# WHAT IS ASKED
Search the material for the word "frac" and report each line where it turns up.

# Records from a collection
[START]
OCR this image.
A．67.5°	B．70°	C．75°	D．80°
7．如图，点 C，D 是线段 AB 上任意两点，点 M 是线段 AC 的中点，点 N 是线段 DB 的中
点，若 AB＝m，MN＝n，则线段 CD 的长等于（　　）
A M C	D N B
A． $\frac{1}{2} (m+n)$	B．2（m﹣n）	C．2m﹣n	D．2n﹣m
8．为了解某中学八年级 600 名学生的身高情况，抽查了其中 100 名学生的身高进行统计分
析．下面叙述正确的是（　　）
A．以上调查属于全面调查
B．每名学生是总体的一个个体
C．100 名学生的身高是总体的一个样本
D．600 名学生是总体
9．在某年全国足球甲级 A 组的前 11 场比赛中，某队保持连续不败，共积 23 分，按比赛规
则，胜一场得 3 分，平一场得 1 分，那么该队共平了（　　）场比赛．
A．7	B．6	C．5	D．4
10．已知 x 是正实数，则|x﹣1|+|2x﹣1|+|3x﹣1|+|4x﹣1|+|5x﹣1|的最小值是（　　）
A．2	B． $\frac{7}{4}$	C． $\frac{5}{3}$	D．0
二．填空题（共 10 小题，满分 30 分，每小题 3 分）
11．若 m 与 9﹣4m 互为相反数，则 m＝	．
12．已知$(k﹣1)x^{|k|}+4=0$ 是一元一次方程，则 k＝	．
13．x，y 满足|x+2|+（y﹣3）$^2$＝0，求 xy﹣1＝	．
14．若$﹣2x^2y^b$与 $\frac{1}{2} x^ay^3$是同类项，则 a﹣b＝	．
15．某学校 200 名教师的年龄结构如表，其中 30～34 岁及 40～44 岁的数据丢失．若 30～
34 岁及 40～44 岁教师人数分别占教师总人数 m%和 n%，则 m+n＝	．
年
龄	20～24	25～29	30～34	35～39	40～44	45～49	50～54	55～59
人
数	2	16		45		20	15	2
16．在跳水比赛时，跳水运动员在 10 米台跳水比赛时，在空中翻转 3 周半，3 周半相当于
[END]
# TASK ANSWER
A． $\frac{1}{2} (m+n)$	B．2（m﹣n）	C．2m﹣n	D．2n﹣m
A．2	B． $\frac{7}{4}$	C． $\frac{5}{3}$	D．0
14．若$﹣2x^2y^b$与 $\frac{1}{2} x^ay^3$是同类项，则 a﹣b＝	．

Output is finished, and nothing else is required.